Dataset items:

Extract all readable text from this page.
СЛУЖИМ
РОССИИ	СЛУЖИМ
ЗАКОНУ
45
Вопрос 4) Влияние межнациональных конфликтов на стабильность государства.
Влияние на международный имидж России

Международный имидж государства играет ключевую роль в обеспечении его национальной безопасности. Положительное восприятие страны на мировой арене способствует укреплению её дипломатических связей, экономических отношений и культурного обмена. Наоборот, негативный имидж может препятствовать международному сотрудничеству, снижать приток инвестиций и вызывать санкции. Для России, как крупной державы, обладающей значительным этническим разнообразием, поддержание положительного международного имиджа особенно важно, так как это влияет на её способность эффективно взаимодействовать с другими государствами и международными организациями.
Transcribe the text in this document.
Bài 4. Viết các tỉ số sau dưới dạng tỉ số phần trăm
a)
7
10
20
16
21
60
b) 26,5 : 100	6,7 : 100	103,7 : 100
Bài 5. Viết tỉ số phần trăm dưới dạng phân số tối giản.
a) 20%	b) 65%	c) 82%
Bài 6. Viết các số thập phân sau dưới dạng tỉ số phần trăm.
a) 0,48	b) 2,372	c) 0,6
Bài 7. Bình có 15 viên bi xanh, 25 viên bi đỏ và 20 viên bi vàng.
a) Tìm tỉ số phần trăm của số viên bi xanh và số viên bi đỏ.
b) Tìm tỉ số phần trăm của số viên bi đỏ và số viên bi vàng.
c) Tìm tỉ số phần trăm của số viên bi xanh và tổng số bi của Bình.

• **BRIEF**
Copy each line above that contains the string "имидж".

• **FINISHED TASK**
Влияние на международный имидж России
Международный имидж государства играет ключевую роль в обеспечении его национальной безопасности. Положительное восприятие страны на мировой арене способствует укреплению её дипломатических связей, экономических отношений и культурного обмена. Наоборот, негативный имидж может препятствовать международному сотрудничеству, снижать приток инвестиций и вызывать санкции. Для России, как крупной державы, обладающей значительным этническим разнообразием, поддержание положительного международного имиджа особенно важно, так как это влияет на её способность эффективно взаимодействовать с другими государствами и международными организациями.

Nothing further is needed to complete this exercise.